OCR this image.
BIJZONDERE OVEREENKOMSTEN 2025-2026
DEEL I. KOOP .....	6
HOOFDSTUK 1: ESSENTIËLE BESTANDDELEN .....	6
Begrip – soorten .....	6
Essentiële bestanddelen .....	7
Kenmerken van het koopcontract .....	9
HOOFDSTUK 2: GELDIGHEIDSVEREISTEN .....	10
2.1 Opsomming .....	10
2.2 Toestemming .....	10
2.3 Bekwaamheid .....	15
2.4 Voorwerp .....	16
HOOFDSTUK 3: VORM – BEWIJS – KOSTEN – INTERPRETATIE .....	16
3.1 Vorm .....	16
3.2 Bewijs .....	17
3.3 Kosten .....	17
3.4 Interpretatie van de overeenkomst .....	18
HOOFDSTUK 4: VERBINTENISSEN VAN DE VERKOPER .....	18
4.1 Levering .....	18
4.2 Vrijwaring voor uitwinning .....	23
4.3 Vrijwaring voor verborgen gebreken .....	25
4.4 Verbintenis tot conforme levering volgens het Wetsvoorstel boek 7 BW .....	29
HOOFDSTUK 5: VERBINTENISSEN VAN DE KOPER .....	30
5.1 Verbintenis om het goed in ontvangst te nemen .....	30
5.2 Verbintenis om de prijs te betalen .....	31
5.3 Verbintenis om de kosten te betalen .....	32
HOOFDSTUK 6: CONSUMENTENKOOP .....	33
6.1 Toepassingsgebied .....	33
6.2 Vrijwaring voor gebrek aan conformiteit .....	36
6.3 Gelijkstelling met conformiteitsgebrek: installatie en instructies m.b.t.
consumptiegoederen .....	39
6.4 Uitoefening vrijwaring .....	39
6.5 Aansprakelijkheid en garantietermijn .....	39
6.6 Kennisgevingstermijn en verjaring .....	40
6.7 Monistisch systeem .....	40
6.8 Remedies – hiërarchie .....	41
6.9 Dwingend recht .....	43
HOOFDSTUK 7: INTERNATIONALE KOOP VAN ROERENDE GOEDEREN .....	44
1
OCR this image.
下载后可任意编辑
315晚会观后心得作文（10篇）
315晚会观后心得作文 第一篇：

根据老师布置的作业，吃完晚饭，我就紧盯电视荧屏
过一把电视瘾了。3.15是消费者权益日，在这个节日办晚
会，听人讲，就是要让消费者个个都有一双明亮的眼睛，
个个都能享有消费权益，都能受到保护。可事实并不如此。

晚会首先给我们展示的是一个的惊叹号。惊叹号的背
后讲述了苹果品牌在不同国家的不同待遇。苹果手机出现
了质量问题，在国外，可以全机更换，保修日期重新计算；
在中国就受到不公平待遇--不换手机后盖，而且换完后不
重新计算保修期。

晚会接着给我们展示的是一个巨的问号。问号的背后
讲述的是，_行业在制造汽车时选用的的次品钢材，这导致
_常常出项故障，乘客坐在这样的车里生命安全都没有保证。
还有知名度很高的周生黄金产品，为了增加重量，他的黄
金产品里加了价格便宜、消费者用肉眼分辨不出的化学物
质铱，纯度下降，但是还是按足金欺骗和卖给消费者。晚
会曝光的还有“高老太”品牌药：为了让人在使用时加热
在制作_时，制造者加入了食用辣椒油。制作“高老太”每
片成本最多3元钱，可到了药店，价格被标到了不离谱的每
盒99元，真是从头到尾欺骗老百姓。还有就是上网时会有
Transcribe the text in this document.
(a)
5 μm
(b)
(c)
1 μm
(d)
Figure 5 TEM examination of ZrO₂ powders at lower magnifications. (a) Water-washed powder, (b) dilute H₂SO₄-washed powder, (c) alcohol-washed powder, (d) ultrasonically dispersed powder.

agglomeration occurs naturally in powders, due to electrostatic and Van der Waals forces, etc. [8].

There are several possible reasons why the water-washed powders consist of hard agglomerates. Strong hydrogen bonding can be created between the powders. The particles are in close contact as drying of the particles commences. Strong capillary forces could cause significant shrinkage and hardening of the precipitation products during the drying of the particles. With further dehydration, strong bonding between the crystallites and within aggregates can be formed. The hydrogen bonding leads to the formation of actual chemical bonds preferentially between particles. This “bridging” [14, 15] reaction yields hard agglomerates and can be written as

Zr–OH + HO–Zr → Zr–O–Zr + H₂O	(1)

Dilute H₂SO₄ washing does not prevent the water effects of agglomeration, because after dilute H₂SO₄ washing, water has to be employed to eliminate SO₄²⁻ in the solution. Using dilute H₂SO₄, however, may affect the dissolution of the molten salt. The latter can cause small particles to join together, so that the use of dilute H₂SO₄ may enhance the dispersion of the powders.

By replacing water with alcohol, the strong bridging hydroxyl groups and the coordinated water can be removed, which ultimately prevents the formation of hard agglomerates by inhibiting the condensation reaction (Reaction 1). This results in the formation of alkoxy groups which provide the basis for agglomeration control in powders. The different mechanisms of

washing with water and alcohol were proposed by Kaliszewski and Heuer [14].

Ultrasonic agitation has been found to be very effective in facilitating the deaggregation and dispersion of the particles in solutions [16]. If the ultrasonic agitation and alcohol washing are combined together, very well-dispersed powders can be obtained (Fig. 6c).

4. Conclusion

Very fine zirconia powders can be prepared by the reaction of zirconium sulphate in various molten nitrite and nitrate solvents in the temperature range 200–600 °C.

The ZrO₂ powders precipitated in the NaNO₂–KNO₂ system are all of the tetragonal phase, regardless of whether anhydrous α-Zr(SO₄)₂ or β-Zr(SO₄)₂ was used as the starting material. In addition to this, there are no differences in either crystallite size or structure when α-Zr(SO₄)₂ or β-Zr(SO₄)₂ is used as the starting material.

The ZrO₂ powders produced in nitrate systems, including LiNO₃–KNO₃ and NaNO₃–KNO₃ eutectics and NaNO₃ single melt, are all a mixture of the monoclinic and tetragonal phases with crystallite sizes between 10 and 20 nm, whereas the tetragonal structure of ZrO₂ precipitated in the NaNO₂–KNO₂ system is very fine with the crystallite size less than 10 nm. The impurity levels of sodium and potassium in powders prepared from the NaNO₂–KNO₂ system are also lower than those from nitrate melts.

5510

***

Look over the records above and copy each line that includes the string "prepared".

Very fine zirconia powders can be prepared by the reaction of zirconium sulphate in various molten nitrite and nitrate solvents in the temperature range 200–600 °C.
The ZrO₂ powders produced in nitrate systems, including LiNO₃–KNO₃ and NaNO₃–KNO₃ eutectics and NaNO₃ single melt, are all a mixture of the monoclinic and tetragonal phases with crystallite sizes between 10 and 20 nm, whereas the tetragonal structure of ZrO₂ precipitated in the NaNO₂–KNO₂ system is very fine with the crystallite size less than 10 nm. The impurity levels of sodium and potassium in powders prepared from the NaNO₂–KNO₂ system are also lower than those from nitrate melts.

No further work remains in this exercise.